EXERCISE DETAILS — The entries below are to be printed again word for word.

RECORDS FOR THE EXERCISE —
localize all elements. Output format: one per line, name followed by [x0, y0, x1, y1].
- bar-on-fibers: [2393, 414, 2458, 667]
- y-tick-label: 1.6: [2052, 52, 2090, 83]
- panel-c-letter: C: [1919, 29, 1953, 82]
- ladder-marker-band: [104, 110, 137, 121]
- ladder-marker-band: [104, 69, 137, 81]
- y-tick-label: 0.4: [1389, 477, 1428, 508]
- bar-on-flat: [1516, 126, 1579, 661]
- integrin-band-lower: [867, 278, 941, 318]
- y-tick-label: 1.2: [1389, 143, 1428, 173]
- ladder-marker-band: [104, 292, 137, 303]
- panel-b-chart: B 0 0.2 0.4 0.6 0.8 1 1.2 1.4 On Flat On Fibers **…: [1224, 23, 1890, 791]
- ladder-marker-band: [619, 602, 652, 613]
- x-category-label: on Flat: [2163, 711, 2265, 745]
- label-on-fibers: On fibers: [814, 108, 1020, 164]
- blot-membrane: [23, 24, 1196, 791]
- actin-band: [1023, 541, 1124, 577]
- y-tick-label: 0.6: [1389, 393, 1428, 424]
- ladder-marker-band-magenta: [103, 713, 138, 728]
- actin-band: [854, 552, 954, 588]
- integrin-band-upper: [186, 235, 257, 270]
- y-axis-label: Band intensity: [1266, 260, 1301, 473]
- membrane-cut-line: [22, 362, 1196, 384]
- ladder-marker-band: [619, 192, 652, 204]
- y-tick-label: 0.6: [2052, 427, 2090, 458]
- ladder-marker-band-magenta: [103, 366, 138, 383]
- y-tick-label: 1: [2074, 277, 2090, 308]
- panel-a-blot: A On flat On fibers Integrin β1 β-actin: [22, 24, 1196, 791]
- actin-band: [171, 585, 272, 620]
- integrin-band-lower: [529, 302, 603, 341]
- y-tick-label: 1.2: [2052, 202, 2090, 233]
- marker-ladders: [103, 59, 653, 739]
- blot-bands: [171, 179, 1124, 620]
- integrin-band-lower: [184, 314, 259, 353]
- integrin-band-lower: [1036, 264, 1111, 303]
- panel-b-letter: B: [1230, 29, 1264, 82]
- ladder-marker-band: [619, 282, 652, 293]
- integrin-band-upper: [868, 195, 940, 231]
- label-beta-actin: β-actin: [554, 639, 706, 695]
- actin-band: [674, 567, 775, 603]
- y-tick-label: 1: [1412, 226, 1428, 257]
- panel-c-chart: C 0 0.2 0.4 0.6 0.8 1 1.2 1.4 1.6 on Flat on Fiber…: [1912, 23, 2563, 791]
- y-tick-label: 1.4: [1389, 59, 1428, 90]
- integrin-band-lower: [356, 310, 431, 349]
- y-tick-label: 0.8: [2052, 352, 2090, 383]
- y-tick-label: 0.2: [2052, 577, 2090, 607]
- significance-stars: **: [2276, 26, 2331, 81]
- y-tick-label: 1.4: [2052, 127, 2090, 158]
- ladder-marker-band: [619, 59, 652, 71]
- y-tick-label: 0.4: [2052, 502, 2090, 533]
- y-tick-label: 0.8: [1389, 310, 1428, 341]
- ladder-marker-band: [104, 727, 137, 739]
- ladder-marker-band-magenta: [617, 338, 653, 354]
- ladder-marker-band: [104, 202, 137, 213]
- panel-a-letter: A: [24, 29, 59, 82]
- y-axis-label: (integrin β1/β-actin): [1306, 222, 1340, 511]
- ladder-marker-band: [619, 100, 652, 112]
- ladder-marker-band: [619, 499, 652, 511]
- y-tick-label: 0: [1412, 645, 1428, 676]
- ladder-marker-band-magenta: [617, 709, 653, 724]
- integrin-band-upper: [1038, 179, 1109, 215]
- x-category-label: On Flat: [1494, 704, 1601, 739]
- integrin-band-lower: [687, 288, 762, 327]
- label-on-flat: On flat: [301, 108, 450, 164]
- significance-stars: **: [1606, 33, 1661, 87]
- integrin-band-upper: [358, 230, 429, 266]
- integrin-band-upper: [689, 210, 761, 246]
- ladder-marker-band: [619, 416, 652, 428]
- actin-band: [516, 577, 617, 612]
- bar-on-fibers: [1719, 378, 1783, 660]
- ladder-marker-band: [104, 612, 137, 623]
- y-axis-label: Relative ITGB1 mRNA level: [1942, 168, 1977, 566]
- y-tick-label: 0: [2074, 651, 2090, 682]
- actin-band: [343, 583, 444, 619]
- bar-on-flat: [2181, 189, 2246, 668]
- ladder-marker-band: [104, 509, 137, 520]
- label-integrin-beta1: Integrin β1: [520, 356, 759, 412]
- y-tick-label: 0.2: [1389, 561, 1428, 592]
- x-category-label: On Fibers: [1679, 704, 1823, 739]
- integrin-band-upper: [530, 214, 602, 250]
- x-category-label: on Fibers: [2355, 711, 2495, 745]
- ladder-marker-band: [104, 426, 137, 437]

PROBLEM SOLUTION —
localize all elements. Output format: one per line, name followed by [x0, y0, x1, y1].
- bar-on-fibers: [2393, 414, 2458, 667]
- y-tick-label: 1.6: [2052, 52, 2090, 83]
- panel-c-letter: C: [1919, 29, 1953, 82]
- ladder-marker-band: [104, 110, 137, 121]
- ladder-marker-band: [104, 69, 137, 81]
- y-tick-label: 0.4: [1389, 477, 1428, 508]
- bar-on-flat: [1516, 126, 1579, 661]
- integrin-band-lower: [867, 278, 941, 318]
- y-tick-label: 1.2: [1389, 143, 1428, 173]
- ladder-marker-band: [104, 292, 137, 303]
- panel-b-chart: B 0 0.2 0.4 0.6 0.8 1 1.2 1.4 On Flat On Fibers **…: [1224, 23, 1890, 791]
- ladder-marker-band: [619, 602, 652, 613]
- x-category-label: on Flat: [2163, 711, 2265, 745]
- label-on-fibers: On fibers: [814, 108, 1020, 164]
- blot-membrane: [23, 24, 1196, 791]
- actin-band: [1023, 541, 1124, 577]
- y-tick-label: 0.6: [1389, 393, 1428, 424]
- ladder-marker-band-magenta: [103, 713, 138, 728]
- actin-band: [854, 552, 954, 588]
- integrin-band-upper: [186, 235, 257, 270]
- y-axis-label: Band intensity: [1266, 260, 1301, 473]
- membrane-cut-line: [22, 362, 1196, 384]
- ladder-marker-band: [619, 192, 652, 204]
- y-tick-label: 0.6: [2052, 427, 2090, 458]
- ladder-marker-band-magenta: [103, 366, 138, 383]
- y-tick-label: 1: [2074, 277, 2090, 308]
- panel-a-blot: A On flat On fibers Integrin β1 β-actin: [22, 24, 1196, 791]
- actin-band: [171, 585, 272, 620]
- integrin-band-lower: [529, 302, 603, 341]
- y-tick-label: 1.2: [2052, 202, 2090, 233]
- marker-ladders: [103, 59, 653, 739]
- blot-bands: [171, 179, 1124, 620]
- integrin-band-lower: [184, 314, 259, 353]
- integrin-band-lower: [1036, 264, 1111, 303]
- panel-b-letter: B: [1230, 29, 1264, 82]
- ladder-marker-band: [619, 282, 652, 293]
- integrin-band-upper: [868, 195, 940, 231]
- label-beta-actin: β-actin: [554, 639, 706, 695]
- actin-band: [674, 567, 775, 603]
- y-tick-label: 1: [1412, 226, 1428, 257]
- panel-c-chart: C 0 0.2 0.4 0.6 0.8 1 1.2 1.4 1.6 on Flat on Fiber…: [1912, 23, 2563, 791]
- y-tick-label: 1.4: [1389, 59, 1428, 90]
- integrin-band-lower: [356, 310, 431, 349]
- y-tick-label: 0.8: [2052, 352, 2090, 383]
- y-tick-label: 0.2: [2052, 577, 2090, 607]
- significance-stars: **: [2276, 26, 2331, 81]
- y-tick-label: 1.4: [2052, 127, 2090, 158]
- ladder-marker-band: [619, 59, 652, 71]
- y-tick-label: 0.4: [2052, 502, 2090, 533]
- y-tick-label: 0.8: [1389, 310, 1428, 341]
- ladder-marker-band: [104, 727, 137, 739]
- ladder-marker-band-magenta: [617, 338, 653, 354]
- ladder-marker-band: [104, 202, 137, 213]
- panel-a-letter: A: [24, 29, 59, 82]
- y-axis-label: (integrin β1/β-actin): [1306, 222, 1340, 511]
- ladder-marker-band: [619, 100, 652, 112]
- ladder-marker-band: [619, 499, 652, 511]
- y-tick-label: 0: [1412, 645, 1428, 676]
- ladder-marker-band-magenta: [617, 709, 653, 724]
- integrin-band-upper: [1038, 179, 1109, 215]
- x-category-label: On Flat: [1494, 704, 1601, 739]
- integrin-band-lower: [687, 288, 762, 327]
- label-on-flat: On flat: [301, 108, 450, 164]
- significance-stars: **: [1606, 33, 1661, 87]
- integrin-band-upper: [358, 230, 429, 266]
- integrin-band-upper: [689, 210, 761, 246]
- ladder-marker-band: [619, 416, 652, 428]
- actin-band: [516, 577, 617, 612]
- bar-on-fibers: [1719, 378, 1783, 660]
- ladder-marker-band: [104, 612, 137, 623]
- y-axis-label: Relative ITGB1 mRNA level: [1942, 168, 1977, 566]
- y-tick-label: 0: [2074, 651, 2090, 682]
- actin-band: [343, 583, 444, 619]
- bar-on-flat: [2181, 189, 2246, 668]
- ladder-marker-band: [104, 509, 137, 520]
- label-integrin-beta1: Integrin β1: [520, 356, 759, 412]
- y-tick-label: 0.2: [1389, 561, 1428, 592]
- x-category-label: On Fibers: [1679, 704, 1823, 739]
- integrin-band-upper: [530, 214, 602, 250]
- x-category-label: on Fibers: [2355, 711, 2495, 745]
- ladder-marker-band: [104, 426, 137, 437]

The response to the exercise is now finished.